(Figure content listings)
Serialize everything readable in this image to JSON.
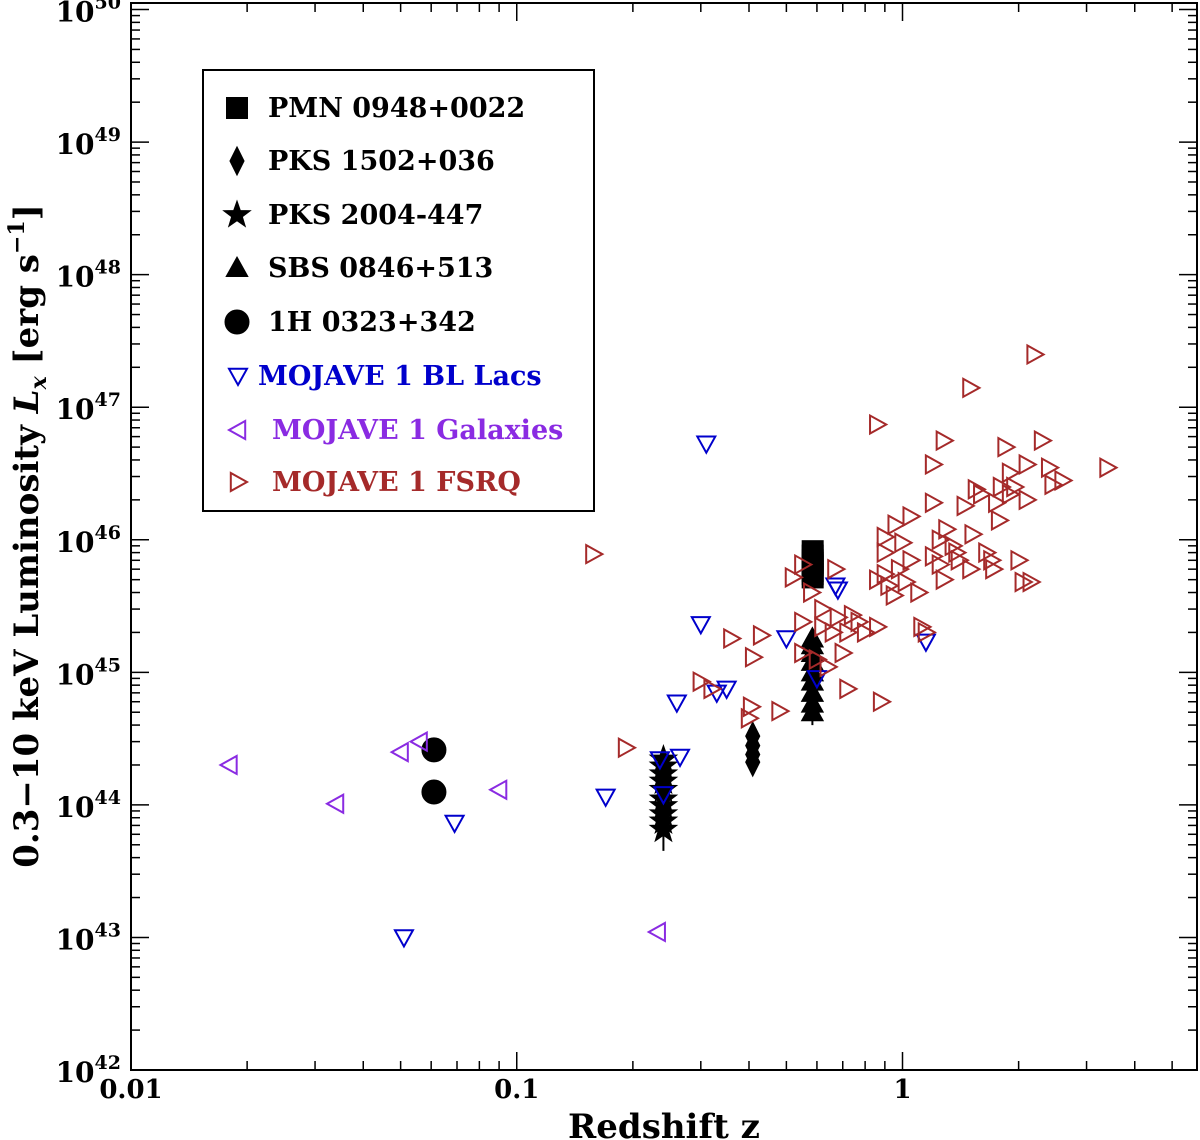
{
  "chart_data": {
    "type": "scatter",
    "xscale": "log",
    "yscale": "log",
    "xlim": [
      0.01,
      5.8
    ],
    "ylim": [
      1e+42,
      1.12e+50
    ],
    "xlabel": "Redshift z",
    "ylabel": "0.3−10 keV Luminosity",
    "ylabel_symbol": "L",
    "ylabel_subscript": "x",
    "ylabel_units": "[erg s",
    "ylabel_units_exp": "−1",
    "ylabel_units_close": "]",
    "x_ticks": [
      {
        "value": 0.01,
        "label": "0.01"
      },
      {
        "value": 0.1,
        "label": "0.1"
      },
      {
        "value": 1,
        "label": "1"
      }
    ],
    "y_ticks": [
      {
        "value": 1e+42,
        "base": "10",
        "exp": "42"
      },
      {
        "value": 1e+43,
        "base": "10",
        "exp": "43"
      },
      {
        "value": 1e+44,
        "base": "10",
        "exp": "44"
      },
      {
        "value": 1e+45,
        "base": "10",
        "exp": "45"
      },
      {
        "value": 1e+46,
        "base": "10",
        "exp": "46"
      },
      {
        "value": 1e+47,
        "base": "10",
        "exp": "47"
      },
      {
        "value": 1e+48,
        "base": "10",
        "exp": "48"
      },
      {
        "value": 1e+49,
        "base": "10",
        "exp": "49"
      },
      {
        "value": 1e+50,
        "base": "10",
        "exp": "50"
      }
    ],
    "legend_position": "upper-left",
    "series": [
      {
        "name": "PMN 0948+0022",
        "marker": "square",
        "color": "#000000",
        "filled": true,
        "points": [
          [
            0.585,
            5.2e+45
          ],
          [
            0.585,
            5.8e+45
          ],
          [
            0.585,
            6.4e+45
          ],
          [
            0.585,
            7e+45
          ],
          [
            0.585,
            7.6e+45
          ],
          [
            0.585,
            8.2e+45
          ],
          [
            0.585,
            5.5e+45
          ],
          [
            0.585,
            6.7e+45
          ]
        ]
      },
      {
        "name": "PKS 1502+036",
        "marker": "diamond",
        "color": "#000000",
        "filled": true,
        "points": [
          [
            0.409,
            2.1e+44
          ],
          [
            0.409,
            2.4e+44
          ],
          [
            0.409,
            2.8e+44
          ],
          [
            0.409,
            3.3e+44
          ]
        ]
      },
      {
        "name": "PKS 2004-447",
        "marker": "star",
        "color": "#000000",
        "filled": true,
        "points": [
          [
            0.24,
            6.5e+43
          ],
          [
            0.24,
            7.5e+43
          ],
          [
            0.24,
            8.5e+43
          ],
          [
            0.24,
            9.8e+43
          ],
          [
            0.24,
            1.1e+44
          ],
          [
            0.24,
            1.3e+44
          ],
          [
            0.24,
            1.5e+44
          ],
          [
            0.24,
            1.7e+44
          ],
          [
            0.24,
            1.95e+44
          ],
          [
            0.24,
            2.2e+44
          ]
        ]
      },
      {
        "name": "SBS 0846+513",
        "marker": "triangle-up",
        "color": "#000000",
        "filled": true,
        "points": [
          [
            0.584,
            5e+44
          ],
          [
            0.584,
            5.8e+44
          ],
          [
            0.584,
            7e+44
          ],
          [
            0.584,
            8.5e+44
          ],
          [
            0.584,
            1e+45
          ],
          [
            0.584,
            1.2e+45
          ],
          [
            0.584,
            1.4e+45
          ],
          [
            0.584,
            1.6e+45
          ],
          [
            0.584,
            1.8e+45
          ]
        ]
      },
      {
        "name": "1H 0323+342",
        "marker": "circle",
        "color": "#000000",
        "filled": true,
        "points": [
          [
            0.061,
            2.6e+44
          ],
          [
            0.061,
            1.25e+44
          ]
        ]
      },
      {
        "name": "MOJAVE 1 BL Lacs",
        "marker": "triangle-down",
        "color": "#0000cc",
        "filled": false,
        "points": [
          [
            0.051,
            1e+43
          ],
          [
            0.069,
            7.3e+43
          ],
          [
            0.17,
            1.15e+44
          ],
          [
            0.24,
            1.2e+44
          ],
          [
            0.265,
            2.3e+44
          ],
          [
            0.26,
            5.9e+44
          ],
          [
            0.3,
            2.3e+45
          ],
          [
            0.31,
            5.3e+46
          ],
          [
            0.33,
            7e+44
          ],
          [
            0.35,
            7.5e+44
          ],
          [
            0.5,
            1.8e+45
          ],
          [
            0.68,
            4.2e+45
          ],
          [
            0.67,
            4.5e+45
          ],
          [
            0.6,
            9e+44
          ],
          [
            1.15,
            1.7e+45
          ],
          [
            0.235,
            2.2e+44
          ]
        ]
      },
      {
        "name": "MOJAVE 1 Galaxies",
        "marker": "triangle-left",
        "color": "#8a2be2",
        "filled": false,
        "points": [
          [
            0.018,
            2e+44
          ],
          [
            0.034,
            1.02e+44
          ],
          [
            0.05,
            2.5e+44
          ],
          [
            0.056,
            3e+44
          ],
          [
            0.09,
            1.3e+44
          ],
          [
            0.232,
            1.1e+43
          ]
        ]
      },
      {
        "name": "MOJAVE 1 FSRQ",
        "marker": "triangle-right",
        "color": "#a52a2a",
        "filled": false,
        "points": [
          [
            0.158,
            7.8e+45
          ],
          [
            0.192,
            2.7e+44
          ],
          [
            0.3,
            8.5e+44
          ],
          [
            0.32,
            7.5e+44
          ],
          [
            0.36,
            1.8e+45
          ],
          [
            0.4,
            4.5e+44
          ],
          [
            0.405,
            5.5e+44
          ],
          [
            0.41,
            1.3e+45
          ],
          [
            0.43,
            1.9e+45
          ],
          [
            0.48,
            5.1e+44
          ],
          [
            0.52,
            5.2e+45
          ],
          [
            0.55,
            2.4e+45
          ],
          [
            0.55,
            1.4e+45
          ],
          [
            0.55,
            6.5e+45
          ],
          [
            0.58,
            4e+45
          ],
          [
            0.62,
            3e+45
          ],
          [
            0.62,
            2.2e+45
          ],
          [
            0.64,
            1.1e+45
          ],
          [
            0.66,
            2e+45
          ],
          [
            0.67,
            6e+45
          ],
          [
            0.68,
            2.6e+45
          ],
          [
            0.7,
            1.4e+45
          ],
          [
            0.72,
            2e+45
          ],
          [
            0.72,
            7.5e+44
          ],
          [
            0.74,
            2.7e+45
          ],
          [
            0.8,
            2e+45
          ],
          [
            0.86,
            7.4e+46
          ],
          [
            0.86,
            2.2e+45
          ],
          [
            0.88,
            6e+44
          ],
          [
            0.86,
            5e+45
          ],
          [
            0.9,
            5.5e+45
          ],
          [
            0.9,
            8e+45
          ],
          [
            0.9,
            1.05e+46
          ],
          [
            0.92,
            4.5e+45
          ],
          [
            0.95,
            3.8e+45
          ],
          [
            0.96,
            1.3e+46
          ],
          [
            0.98,
            6e+45
          ],
          [
            1.0,
            9.5e+45
          ],
          [
            1.02,
            4.8e+45
          ],
          [
            1.05,
            1.5e+46
          ],
          [
            1.05,
            7e+45
          ],
          [
            1.1,
            4e+45
          ],
          [
            1.12,
            2.2e+45
          ],
          [
            1.15,
            2e+45
          ],
          [
            1.2,
            3.7e+46
          ],
          [
            1.2,
            1.9e+46
          ],
          [
            1.2,
            7.5e+45
          ],
          [
            1.25,
            1e+46
          ],
          [
            1.25,
            6.5e+45
          ],
          [
            1.28,
            5.6e+46
          ],
          [
            1.28,
            5e+45
          ],
          [
            1.3,
            1.2e+46
          ],
          [
            1.35,
            9e+45
          ],
          [
            1.38,
            8e+45
          ],
          [
            1.4,
            7e+45
          ],
          [
            1.45,
            1.8e+46
          ],
          [
            1.5,
            1.4e+47
          ],
          [
            1.5,
            6e+45
          ],
          [
            1.52,
            1.1e+46
          ],
          [
            1.55,
            2.4e+46
          ],
          [
            1.6,
            2.2e+46
          ],
          [
            1.65,
            8e+45
          ],
          [
            1.7,
            7e+45
          ],
          [
            1.72,
            6e+45
          ],
          [
            1.75,
            1.9e+46
          ],
          [
            1.78,
            1.4e+46
          ],
          [
            1.8,
            2.5e+46
          ],
          [
            1.85,
            5e+46
          ],
          [
            1.9,
            3.2e+46
          ],
          [
            1.9,
            2.2e+46
          ],
          [
            2.0,
            7e+45
          ],
          [
            2.05,
            4.8e+45
          ],
          [
            2.1,
            2e+46
          ],
          [
            2.1,
            3.7e+46
          ],
          [
            2.2,
            2.5e+47
          ],
          [
            2.3,
            5.6e+46
          ],
          [
            2.4,
            3.5e+46
          ],
          [
            2.45,
            2.6e+46
          ],
          [
            2.6,
            2.8e+46
          ],
          [
            3.4,
            3.5e+46
          ],
          [
            2.15,
            4.8e+45
          ],
          [
            1.95,
            2.5e+46
          ],
          [
            0.77,
            2.4e+45
          ],
          [
            0.6,
            1.25e+45
          ]
        ]
      }
    ]
  }
}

EXERCISE DETAILS: Find every line in the records above that contains the word "triangle", and copy each one.

RESPONSE BELOW:
        "marker": "triangle-up",
        "marker": "triangle-down",
        "marker": "triangle-left",
        "marker": "triangle-right",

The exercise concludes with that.